WHAT IS EXPECTED: Write the records out again, keeping each line exactly as it is.

>> Begin RECORDS

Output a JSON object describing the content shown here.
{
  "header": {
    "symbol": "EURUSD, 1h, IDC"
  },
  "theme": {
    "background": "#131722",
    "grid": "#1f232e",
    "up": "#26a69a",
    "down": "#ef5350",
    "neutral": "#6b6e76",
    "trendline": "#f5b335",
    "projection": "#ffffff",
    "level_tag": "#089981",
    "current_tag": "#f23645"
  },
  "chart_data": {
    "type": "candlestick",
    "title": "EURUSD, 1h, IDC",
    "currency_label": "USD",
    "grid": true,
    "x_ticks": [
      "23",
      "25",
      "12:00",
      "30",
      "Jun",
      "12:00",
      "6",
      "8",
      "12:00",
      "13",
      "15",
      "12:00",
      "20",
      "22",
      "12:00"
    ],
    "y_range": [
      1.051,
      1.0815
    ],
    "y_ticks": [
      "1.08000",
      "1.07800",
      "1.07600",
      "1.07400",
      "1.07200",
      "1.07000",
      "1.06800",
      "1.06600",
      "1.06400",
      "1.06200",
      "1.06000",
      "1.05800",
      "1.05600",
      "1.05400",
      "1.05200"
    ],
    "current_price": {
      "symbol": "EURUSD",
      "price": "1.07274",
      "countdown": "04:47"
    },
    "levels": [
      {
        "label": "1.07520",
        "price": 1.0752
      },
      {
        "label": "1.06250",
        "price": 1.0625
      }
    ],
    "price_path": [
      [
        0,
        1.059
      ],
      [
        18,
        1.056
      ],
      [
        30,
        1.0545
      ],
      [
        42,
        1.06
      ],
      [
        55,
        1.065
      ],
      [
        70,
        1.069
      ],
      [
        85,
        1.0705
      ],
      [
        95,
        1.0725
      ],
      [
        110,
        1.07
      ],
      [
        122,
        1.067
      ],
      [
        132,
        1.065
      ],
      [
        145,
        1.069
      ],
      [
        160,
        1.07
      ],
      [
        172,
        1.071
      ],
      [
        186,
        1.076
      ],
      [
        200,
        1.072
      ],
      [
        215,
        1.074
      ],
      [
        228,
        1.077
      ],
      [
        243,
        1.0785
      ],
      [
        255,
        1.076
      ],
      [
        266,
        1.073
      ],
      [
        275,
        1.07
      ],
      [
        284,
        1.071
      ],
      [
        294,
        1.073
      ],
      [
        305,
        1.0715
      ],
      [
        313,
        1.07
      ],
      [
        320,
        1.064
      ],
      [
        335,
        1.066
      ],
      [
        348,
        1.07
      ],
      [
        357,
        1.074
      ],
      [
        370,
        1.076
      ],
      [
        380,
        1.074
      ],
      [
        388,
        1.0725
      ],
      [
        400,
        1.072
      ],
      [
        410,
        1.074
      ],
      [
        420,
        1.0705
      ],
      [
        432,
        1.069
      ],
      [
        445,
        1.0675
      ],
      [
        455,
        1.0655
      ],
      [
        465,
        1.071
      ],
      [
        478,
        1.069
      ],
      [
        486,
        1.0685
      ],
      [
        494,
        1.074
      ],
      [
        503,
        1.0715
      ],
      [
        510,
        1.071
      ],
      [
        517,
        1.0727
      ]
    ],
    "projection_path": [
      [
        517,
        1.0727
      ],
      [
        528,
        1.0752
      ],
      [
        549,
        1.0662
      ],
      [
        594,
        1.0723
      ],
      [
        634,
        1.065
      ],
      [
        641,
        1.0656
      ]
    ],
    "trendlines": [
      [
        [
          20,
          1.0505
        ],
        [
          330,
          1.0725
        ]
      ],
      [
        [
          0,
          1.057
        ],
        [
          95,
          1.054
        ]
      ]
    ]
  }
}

>> End RECORDS

RESPONSE:
Output a JSON object describing the content shown here.
{
  "header": {
    "symbol": "EURUSD, 1h, IDC"
  },
  "theme": {
    "background": "#131722",
    "grid": "#1f232e",
    "up": "#26a69a",
    "down": "#ef5350",
    "neutral": "#6b6e76",
    "trendline": "#f5b335",
    "projection": "#ffffff",
    "level_tag": "#089981",
    "current_tag": "#f23645"
  },
  "chart_data": {
    "type": "candlestick",
    "title": "EURUSD, 1h, IDC",
    "currency_label": "USD",
    "grid": true,
    "x_ticks": [
      "23",
      "25",
      "12:00",
      "30",
      "Jun",
      "12:00",
      "6",
      "8",
      "12:00",
      "13",
      "15",
      "12:00",
      "20",
      "22",
      "12:00"
    ],
    "y_range": [
      1.051,
      1.0815
    ],
    "y_ticks": [
      "1.08000",
      "1.07800",
      "1.07600",
      "1.07400",
      "1.07200",
      "1.07000",
      "1.06800",
      "1.06600",
      "1.06400",
      "1.06200",
      "1.06000",
      "1.05800",
      "1.05600",
      "1.05400",
      "1.05200"
    ],
    "current_price": {
      "symbol": "EURUSD",
      "price": "1.07274",
      "countdown": "04:47"
    },
    "levels": [
      {
        "label": "1.07520",
        "price": 1.0752
      },
      {
        "label": "1.06250",
        "price": 1.0625
      }
    ],
    "price_path": [
      [
        0,
        1.059
      ],
      [
        18,
        1.056
      ],
      [
        30,
        1.0545
      ],
      [
        42,
        1.06
      ],
      [
        55,
        1.065
      ],
      [
        70,
        1.069
      ],
      [
        85,
        1.0705
      ],
      [
        95,
        1.0725
      ],
      [
        110,
        1.07
      ],
      [
        122,
        1.067
      ],
      [
        132,
        1.065
      ],
      [
        145,
        1.069
      ],
      [
        160,
        1.07
      ],
      [
        172,
        1.071
      ],
      [
        186,
        1.076
      ],
      [
        200,
        1.072
      ],
      [
        215,
        1.074
      ],
      [
        228,
        1.077
      ],
      [
        243,
        1.0785
      ],
      [
        255,
        1.076
      ],
      [
        266,
        1.073
      ],
      [
        275,
        1.07
      ],
      [
        284,
        1.071
      ],
      [
        294,
        1.073
      ],
      [
        305,
        1.0715
      ],
      [
        313,
        1.07
      ],
      [
        320,
        1.064
      ],
      [
        335,
        1.066
      ],
      [
        348,
        1.07
      ],
      [
        357,
        1.074
      ],
      [
        370,
        1.076
      ],
      [
        380,
        1.074
      ],
      [
        388,
        1.0725
      ],
      [
        400,
        1.072
      ],
      [
        410,
        1.074
      ],
      [
        420,
        1.0705
      ],
      [
        432,
        1.069
      ],
      [
        445,
        1.0675
      ],
      [
        455,
        1.0655
      ],
      [
        465,
        1.071
      ],
      [
        478,
        1.069
      ],
      [
        486,
        1.0685
      ],
      [
        494,
        1.074
      ],
      [
        503,
        1.0715
      ],
      [
        510,
        1.071
      ],
      [
        517,
        1.0727
      ]
    ],
    "projection_path": [
      [
        517,
        1.0727
      ],
      [
        528,
        1.0752
      ],
      [
        549,
        1.0662
      ],
      [
        594,
        1.0723
      ],
      [
        634,
        1.065
      ],
      [
        641,
        1.0656
      ]
    ],
    "trendlines": [
      [
        [
          20,
          1.0505
        ],
        [
          330,
          1.0725
        ]
      ],
      [
        [
          0,
          1.057
        ],
        [
          95,
          1.054
        ]
      ]
    ]
  }
}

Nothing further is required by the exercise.